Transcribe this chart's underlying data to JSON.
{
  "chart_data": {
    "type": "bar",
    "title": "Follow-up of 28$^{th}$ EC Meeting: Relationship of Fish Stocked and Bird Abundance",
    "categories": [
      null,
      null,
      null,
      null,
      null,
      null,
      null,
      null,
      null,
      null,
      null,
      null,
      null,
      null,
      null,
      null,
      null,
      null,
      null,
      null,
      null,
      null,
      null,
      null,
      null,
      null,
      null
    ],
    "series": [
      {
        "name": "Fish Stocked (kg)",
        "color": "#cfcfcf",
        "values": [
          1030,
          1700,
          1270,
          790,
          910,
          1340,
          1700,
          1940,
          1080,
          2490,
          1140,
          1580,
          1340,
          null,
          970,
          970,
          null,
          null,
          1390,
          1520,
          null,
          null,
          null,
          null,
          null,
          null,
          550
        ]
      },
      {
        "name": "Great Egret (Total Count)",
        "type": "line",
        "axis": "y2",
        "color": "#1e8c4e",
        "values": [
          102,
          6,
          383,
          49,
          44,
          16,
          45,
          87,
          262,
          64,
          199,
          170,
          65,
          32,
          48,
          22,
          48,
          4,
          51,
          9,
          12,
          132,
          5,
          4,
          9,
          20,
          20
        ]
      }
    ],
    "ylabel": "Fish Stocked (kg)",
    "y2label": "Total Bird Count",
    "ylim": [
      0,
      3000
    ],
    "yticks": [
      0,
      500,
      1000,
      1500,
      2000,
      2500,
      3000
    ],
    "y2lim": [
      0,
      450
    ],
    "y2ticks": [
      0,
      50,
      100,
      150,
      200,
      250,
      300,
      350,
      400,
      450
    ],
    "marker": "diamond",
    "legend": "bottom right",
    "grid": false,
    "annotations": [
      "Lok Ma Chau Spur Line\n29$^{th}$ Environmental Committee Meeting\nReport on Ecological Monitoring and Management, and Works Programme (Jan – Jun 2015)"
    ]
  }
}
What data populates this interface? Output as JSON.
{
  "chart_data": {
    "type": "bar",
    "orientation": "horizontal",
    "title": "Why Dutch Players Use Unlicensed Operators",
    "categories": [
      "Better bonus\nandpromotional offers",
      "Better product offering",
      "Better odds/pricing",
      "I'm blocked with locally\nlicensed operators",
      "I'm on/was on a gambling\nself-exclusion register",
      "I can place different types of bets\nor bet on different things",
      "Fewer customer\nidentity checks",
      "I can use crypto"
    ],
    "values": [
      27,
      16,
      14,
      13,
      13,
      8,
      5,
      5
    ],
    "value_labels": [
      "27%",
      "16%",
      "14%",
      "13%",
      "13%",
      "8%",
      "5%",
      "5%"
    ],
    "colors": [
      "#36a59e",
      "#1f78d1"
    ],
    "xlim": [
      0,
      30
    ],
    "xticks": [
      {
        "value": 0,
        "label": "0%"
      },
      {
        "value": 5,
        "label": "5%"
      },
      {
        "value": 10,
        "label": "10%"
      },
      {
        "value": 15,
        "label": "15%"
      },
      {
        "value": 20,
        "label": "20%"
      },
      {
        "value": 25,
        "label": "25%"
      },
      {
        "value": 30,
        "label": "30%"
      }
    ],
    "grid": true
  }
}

□ □ □ □ □

**Direction**. Look through the material above. Copy each line where the word "Better" appears.

**Exercise solution**.
      "Better bonus\nandpromotional offers",
      "Better product offering",
      "Better odds/pricing",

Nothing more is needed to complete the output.